[Task brief]
Answer these from the reimbursement specialist job description below:
1. What education does the position require?
2. How many years of experience in a call center or customer service role are preferred?
3. What are the typical work hours and days?

[Text provided]
▬▬▬▬▬▬

Typical duties and responsibilities

  • Process claims quickly and accurately to ensure there are no errors
  • Update patient medical files
  • Investigate claims issues and make recommendations for process improvement
  • Understand insurance carrier guidelines and stay abreast of any changes that occur to communicate them to management and staff
  • Adhere to confidentiality, state, federal, and HIPPA laws and guidelines with regards to patient’s records

Education and experience

This position requires a high school diploma or GED.

Required skills and qualifications

  • Understand medical terminology, accounts receivable, insurance collections, and billing
  • Expertise in written and verbal communication
  • Ability to think independently
  • Excellent interpersonal skills
  • Ability to recognize and deal with priorities

Preferred qualifications

  • 2 years of experience in a call center/customer service-oriented role that requires attention to detail and basic computer skills
  • General knowledge of benefits, healthcare, medical/pharmacy insurance is a huge plus

Typical work environment

Reimbursement specialists are found in a variety of medical and insurance settings, such as physician’s offices, nursing homes, insurance companies, medical software firms, and more. Reimbursement specialists can expect to work independently in an office, where they will be on phone calls with patients and insurance companies throughout the day. While most reimbursement specialists work the typical 40 hour work week, some may have to work longer hours depending on the season and the company. 

Typical hours

The typical work hours for a reimbursement specialist can be from 9 AM to 5 PM, Monday through Friday, in an office setting.

▬▬▬▬▬▬

[Data records]

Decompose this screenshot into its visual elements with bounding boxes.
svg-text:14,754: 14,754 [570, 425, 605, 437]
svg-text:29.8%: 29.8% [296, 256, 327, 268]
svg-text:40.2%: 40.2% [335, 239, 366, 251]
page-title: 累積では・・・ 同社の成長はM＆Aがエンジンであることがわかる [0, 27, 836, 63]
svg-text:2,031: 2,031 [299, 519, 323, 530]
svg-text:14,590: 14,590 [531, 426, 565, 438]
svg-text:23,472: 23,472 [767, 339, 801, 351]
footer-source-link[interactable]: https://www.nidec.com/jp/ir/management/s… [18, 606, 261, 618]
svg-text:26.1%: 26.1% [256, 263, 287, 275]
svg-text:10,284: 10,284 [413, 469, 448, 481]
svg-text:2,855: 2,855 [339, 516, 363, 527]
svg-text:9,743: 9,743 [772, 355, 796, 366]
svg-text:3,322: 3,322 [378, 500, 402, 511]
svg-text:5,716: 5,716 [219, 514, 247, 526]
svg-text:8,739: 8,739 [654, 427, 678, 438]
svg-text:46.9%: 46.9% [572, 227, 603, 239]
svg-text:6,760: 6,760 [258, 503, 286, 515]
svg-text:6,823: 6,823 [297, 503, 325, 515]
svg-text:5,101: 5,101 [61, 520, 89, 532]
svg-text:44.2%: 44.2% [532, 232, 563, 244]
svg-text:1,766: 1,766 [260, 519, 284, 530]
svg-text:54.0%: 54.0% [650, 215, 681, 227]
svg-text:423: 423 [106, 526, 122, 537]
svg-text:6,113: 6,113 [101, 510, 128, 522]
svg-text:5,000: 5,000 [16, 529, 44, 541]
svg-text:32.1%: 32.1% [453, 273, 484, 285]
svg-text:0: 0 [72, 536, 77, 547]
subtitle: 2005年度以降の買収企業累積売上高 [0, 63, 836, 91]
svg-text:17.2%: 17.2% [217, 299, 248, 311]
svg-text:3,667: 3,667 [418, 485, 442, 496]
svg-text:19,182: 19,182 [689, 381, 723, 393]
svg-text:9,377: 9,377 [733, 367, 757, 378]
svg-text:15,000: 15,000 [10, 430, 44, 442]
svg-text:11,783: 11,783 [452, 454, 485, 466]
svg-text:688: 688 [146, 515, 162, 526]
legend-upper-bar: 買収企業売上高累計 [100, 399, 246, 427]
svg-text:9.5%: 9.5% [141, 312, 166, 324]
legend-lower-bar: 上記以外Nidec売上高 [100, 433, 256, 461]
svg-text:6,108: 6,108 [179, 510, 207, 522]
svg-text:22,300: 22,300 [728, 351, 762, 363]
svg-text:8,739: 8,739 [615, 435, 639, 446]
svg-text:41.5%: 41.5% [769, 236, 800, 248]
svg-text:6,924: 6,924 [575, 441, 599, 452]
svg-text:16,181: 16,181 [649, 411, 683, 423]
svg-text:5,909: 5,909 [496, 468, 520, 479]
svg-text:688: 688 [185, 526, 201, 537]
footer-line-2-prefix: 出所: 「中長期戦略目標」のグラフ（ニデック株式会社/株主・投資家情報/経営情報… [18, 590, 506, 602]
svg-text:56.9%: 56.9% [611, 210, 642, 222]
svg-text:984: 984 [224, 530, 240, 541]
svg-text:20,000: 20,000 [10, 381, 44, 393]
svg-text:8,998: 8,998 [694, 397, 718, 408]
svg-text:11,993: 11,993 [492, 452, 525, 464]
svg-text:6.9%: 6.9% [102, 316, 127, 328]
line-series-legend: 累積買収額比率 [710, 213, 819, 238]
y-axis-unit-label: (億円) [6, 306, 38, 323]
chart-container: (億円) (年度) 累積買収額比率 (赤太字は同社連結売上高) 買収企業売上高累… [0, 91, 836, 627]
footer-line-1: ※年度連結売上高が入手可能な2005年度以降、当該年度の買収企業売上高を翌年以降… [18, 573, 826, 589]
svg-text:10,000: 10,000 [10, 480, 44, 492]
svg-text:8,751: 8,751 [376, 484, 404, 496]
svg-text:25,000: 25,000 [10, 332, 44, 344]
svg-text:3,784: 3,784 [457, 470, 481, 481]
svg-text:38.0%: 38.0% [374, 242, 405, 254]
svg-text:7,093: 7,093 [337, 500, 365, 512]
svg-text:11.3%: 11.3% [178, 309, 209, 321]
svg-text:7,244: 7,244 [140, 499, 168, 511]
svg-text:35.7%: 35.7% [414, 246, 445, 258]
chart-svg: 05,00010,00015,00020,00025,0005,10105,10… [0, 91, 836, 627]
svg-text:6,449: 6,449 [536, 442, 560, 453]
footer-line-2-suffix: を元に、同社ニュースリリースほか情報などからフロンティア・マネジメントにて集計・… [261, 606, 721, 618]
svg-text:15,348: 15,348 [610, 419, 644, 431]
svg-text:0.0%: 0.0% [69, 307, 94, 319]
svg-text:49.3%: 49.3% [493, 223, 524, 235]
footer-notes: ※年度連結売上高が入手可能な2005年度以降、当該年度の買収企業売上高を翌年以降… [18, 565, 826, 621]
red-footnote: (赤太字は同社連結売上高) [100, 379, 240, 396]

▬▬▬▬▬▬

[Solution to the problem]
1. A high school diploma or GED.
2. 2 years.
3. 9 AM to 5 PM, Monday through Friday.